((
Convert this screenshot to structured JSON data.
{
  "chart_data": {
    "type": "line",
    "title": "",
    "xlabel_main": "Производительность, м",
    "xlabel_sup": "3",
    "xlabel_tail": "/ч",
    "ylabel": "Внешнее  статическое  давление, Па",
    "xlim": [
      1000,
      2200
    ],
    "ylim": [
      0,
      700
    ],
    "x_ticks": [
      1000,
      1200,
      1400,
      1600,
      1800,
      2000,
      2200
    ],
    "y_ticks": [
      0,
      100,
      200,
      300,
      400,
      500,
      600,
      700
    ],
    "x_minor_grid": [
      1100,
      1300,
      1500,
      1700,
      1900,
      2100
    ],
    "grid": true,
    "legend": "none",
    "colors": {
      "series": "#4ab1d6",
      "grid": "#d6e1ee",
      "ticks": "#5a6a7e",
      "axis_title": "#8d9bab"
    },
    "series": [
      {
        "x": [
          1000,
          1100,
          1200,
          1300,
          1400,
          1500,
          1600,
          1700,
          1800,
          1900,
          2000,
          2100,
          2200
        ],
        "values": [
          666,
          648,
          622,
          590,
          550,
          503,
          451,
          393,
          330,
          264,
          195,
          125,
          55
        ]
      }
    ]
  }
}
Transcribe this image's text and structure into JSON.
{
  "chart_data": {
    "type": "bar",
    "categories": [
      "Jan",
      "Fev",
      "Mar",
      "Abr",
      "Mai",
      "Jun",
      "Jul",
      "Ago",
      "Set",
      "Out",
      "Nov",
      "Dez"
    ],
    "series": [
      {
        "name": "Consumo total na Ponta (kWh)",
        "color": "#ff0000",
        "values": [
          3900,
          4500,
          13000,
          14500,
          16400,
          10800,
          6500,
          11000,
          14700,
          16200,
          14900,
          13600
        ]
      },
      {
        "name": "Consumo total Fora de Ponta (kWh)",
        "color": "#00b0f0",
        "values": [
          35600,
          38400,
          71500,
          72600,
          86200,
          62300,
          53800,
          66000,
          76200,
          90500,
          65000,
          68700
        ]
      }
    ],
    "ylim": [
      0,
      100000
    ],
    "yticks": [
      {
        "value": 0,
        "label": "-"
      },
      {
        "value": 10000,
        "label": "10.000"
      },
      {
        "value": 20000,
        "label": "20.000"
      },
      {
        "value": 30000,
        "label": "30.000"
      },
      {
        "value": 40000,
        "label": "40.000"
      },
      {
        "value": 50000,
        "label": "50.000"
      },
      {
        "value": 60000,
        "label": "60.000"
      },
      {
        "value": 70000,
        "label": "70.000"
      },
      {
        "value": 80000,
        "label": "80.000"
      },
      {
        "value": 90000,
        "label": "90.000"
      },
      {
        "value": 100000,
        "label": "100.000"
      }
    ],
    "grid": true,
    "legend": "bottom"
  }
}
))
• _AIM OF THE EXERCISE_
Return only those lines of the records that contain the string "Consumo".

• _EXERCISE OUTPUT_
        "name": "Consumo total na Ponta (kWh)",
        "name": "Consumo total Fora de Ponta (kWh)",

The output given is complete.